▶ _Goal of the exercise_: Pick out each line below containing "JSON".

[Entries with figure data]
======

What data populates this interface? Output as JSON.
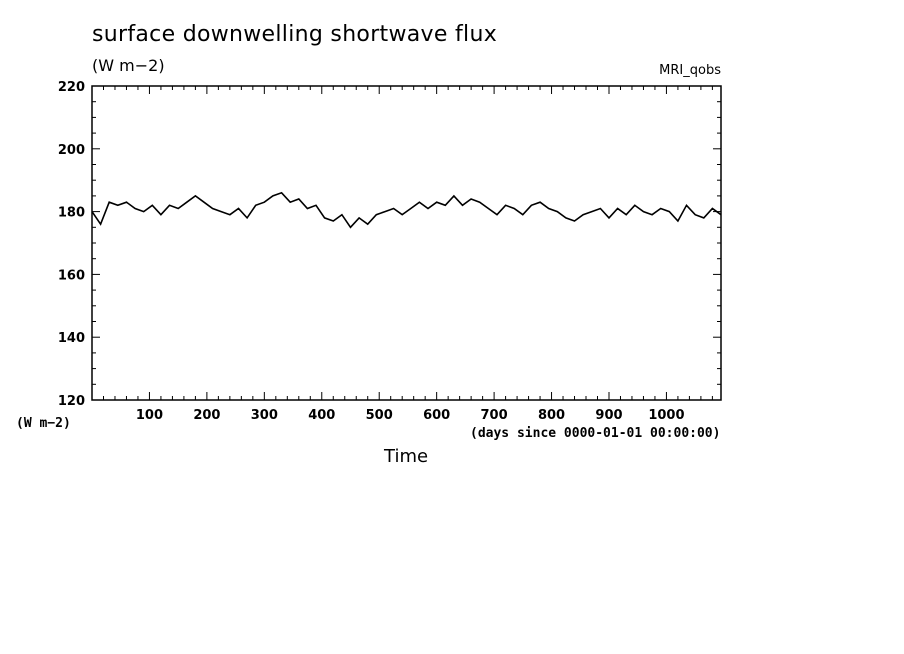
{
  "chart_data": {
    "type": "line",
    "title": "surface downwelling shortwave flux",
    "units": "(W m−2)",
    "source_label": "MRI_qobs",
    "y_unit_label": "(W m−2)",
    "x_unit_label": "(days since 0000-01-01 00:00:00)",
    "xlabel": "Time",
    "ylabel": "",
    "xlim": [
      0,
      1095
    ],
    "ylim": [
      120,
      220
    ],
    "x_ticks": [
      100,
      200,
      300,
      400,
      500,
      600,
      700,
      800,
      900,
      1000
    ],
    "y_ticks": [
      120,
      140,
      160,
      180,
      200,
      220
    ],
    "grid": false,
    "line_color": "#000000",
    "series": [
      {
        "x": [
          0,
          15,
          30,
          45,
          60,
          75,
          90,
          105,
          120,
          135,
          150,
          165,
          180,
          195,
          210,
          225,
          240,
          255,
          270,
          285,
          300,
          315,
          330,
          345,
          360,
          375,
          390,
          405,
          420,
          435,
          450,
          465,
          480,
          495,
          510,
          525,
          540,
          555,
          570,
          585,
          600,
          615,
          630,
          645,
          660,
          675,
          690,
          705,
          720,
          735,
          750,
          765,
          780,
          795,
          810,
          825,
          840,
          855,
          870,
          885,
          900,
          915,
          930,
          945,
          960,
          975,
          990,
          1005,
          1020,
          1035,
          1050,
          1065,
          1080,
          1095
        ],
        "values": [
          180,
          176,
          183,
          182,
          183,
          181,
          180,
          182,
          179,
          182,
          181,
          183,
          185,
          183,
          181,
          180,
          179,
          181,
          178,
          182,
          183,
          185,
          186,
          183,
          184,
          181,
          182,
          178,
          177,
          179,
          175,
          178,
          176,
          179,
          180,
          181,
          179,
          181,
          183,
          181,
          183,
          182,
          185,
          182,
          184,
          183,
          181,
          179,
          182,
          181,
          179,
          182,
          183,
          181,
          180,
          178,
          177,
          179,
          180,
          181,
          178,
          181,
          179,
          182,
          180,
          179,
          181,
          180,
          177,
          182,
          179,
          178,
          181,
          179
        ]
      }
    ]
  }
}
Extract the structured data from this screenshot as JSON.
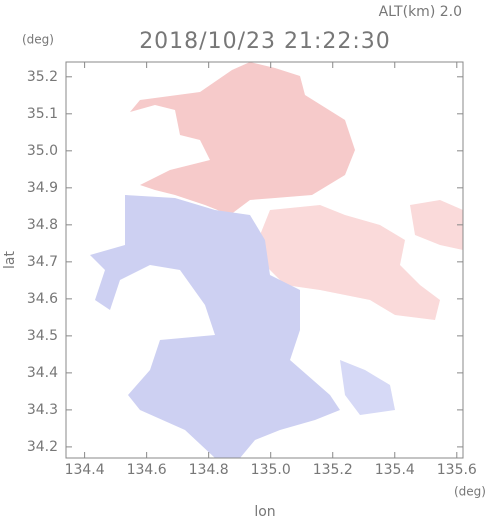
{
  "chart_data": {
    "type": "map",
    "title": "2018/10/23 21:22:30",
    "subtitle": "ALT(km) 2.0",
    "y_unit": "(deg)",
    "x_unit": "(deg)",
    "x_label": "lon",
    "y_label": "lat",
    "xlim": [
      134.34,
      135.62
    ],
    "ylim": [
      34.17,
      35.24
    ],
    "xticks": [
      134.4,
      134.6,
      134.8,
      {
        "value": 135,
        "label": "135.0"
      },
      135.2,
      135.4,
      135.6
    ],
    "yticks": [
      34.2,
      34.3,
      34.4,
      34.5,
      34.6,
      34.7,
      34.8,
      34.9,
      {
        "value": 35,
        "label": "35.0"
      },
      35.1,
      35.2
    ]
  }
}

======

▶ _Output below_:
What data populates this interface? Output as JSON.
Extract the structured data from this screenshot as JSON.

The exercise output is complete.